*Provided data*:

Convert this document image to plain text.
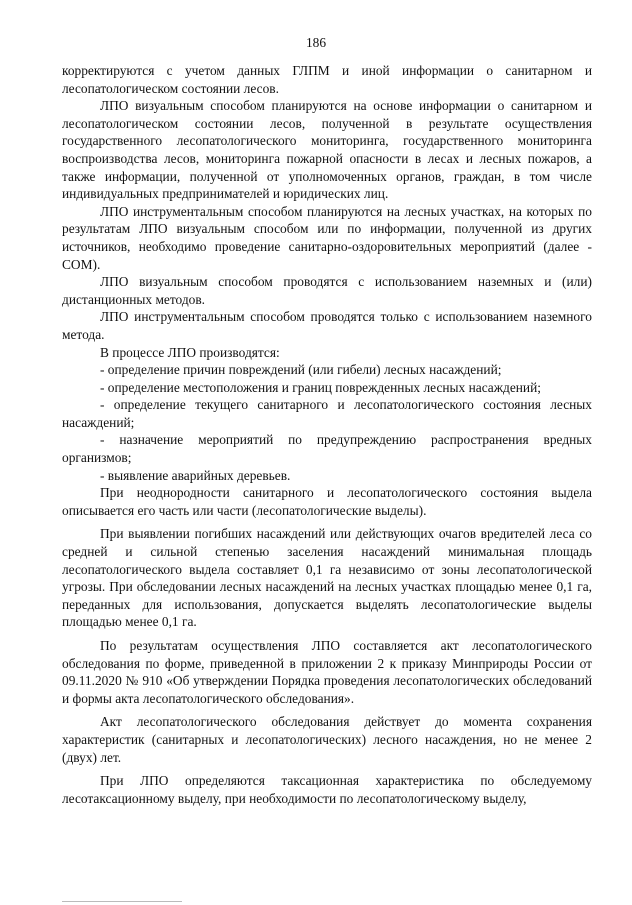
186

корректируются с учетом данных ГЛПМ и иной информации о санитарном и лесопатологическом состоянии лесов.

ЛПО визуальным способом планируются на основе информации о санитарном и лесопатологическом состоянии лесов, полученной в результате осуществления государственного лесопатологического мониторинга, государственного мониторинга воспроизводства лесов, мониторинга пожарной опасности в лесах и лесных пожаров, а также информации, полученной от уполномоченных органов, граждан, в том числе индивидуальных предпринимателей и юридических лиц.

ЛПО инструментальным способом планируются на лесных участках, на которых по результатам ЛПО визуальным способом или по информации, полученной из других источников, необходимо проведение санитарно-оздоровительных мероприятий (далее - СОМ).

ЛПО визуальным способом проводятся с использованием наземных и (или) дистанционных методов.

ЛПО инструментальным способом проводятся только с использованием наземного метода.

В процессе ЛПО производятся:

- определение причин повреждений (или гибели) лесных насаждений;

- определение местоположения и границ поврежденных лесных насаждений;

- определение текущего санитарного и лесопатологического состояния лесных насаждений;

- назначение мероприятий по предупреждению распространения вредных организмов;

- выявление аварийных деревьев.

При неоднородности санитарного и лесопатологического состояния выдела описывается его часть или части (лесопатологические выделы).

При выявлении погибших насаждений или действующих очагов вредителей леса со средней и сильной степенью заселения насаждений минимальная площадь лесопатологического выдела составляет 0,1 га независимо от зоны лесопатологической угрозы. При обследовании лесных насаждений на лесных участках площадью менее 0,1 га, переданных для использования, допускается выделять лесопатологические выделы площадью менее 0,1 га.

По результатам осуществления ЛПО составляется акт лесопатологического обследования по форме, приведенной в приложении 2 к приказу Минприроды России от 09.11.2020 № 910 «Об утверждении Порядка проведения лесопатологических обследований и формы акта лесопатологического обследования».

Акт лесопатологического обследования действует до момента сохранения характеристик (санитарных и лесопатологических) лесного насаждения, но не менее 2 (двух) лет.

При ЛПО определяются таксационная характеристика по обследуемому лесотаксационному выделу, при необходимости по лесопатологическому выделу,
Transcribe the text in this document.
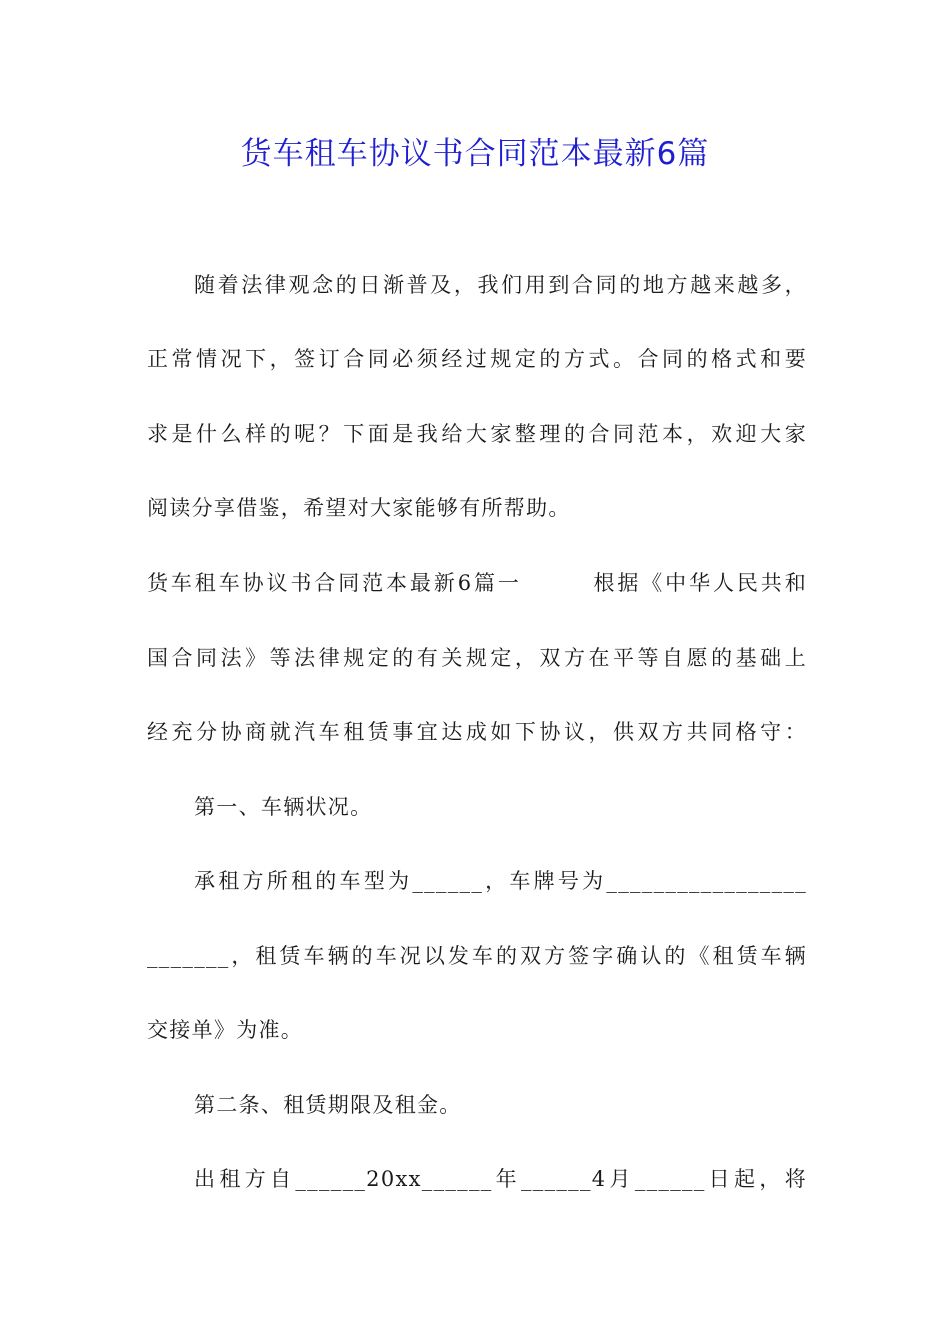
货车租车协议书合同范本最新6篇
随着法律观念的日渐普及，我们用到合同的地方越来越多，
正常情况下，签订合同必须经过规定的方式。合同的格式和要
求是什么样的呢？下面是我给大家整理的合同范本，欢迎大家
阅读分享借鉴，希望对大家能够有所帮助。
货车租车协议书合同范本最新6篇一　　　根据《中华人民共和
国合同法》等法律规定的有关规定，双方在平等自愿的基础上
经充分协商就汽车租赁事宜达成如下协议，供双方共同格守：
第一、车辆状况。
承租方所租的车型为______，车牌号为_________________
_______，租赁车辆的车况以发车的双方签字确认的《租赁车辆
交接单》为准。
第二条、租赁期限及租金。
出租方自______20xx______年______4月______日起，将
* * *
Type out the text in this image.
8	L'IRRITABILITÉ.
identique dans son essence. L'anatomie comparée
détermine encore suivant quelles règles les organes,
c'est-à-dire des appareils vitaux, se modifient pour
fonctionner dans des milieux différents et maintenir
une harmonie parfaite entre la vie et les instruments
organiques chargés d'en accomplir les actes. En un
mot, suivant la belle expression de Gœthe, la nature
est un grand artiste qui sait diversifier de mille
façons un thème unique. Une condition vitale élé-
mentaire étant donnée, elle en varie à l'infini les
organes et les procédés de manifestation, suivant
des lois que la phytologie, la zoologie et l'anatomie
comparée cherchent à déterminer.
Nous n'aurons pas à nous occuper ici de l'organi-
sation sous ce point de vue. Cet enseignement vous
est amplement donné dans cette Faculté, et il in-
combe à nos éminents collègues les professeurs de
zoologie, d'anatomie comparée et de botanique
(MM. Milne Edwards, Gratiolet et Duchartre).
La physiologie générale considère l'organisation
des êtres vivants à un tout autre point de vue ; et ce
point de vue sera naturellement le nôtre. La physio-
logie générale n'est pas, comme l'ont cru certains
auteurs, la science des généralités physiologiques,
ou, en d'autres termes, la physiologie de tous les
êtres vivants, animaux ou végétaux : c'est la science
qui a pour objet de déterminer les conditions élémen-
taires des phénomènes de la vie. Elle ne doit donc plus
==
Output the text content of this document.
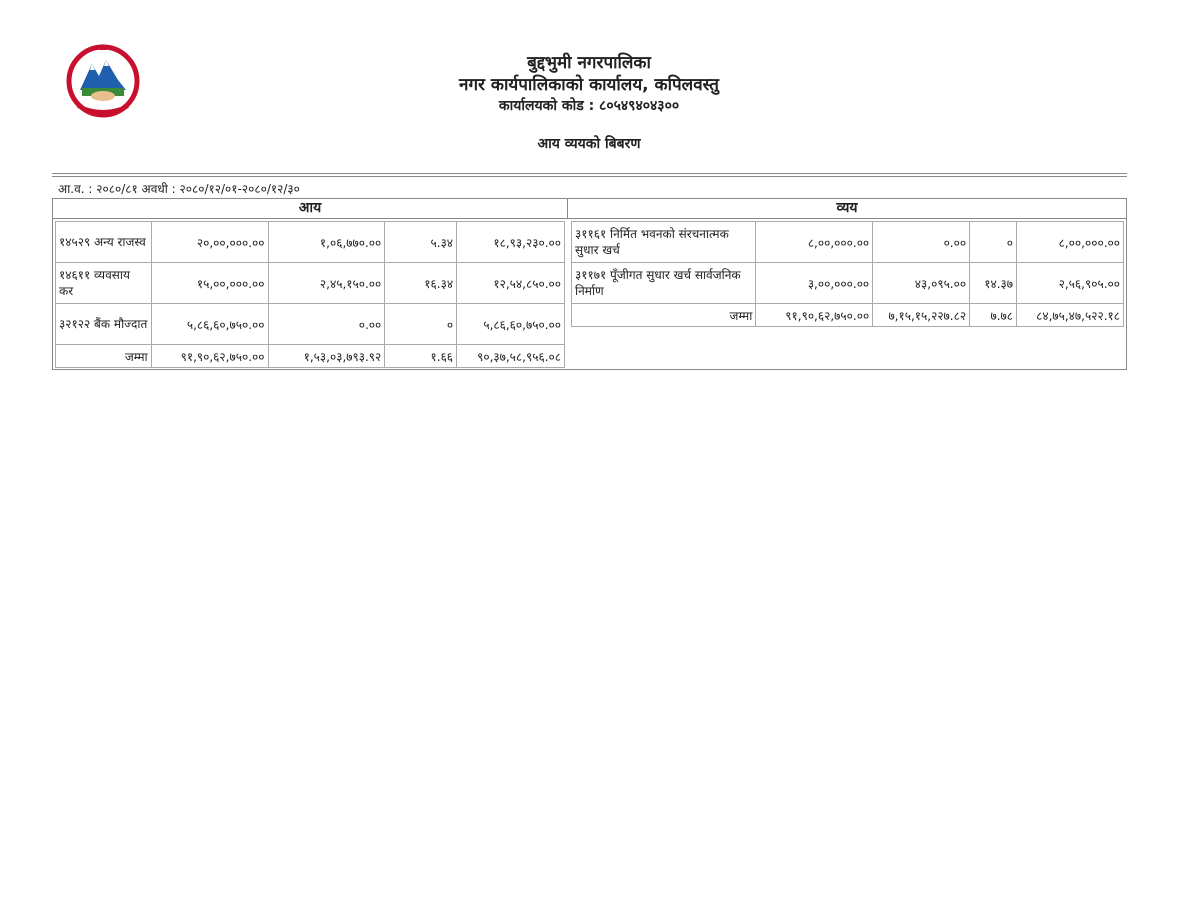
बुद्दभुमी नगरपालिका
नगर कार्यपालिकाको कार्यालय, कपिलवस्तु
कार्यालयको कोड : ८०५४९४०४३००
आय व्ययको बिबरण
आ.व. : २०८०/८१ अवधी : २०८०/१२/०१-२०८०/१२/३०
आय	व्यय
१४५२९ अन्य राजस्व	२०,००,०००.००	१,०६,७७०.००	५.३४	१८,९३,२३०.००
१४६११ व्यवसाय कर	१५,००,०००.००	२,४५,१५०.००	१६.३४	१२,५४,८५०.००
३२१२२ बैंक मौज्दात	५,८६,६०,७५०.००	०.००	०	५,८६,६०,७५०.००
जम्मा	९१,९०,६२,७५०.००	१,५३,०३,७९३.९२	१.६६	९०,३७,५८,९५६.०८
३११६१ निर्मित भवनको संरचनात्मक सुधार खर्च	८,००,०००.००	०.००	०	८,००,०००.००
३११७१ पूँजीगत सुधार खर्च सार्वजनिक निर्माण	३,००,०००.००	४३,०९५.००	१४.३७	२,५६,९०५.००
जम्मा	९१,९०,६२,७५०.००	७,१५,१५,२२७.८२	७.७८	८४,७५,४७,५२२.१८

*Task to carry out*:
Determine how many lines of the listing hold the word "pour" and reply with that figure alone.

*Answer in full*:
2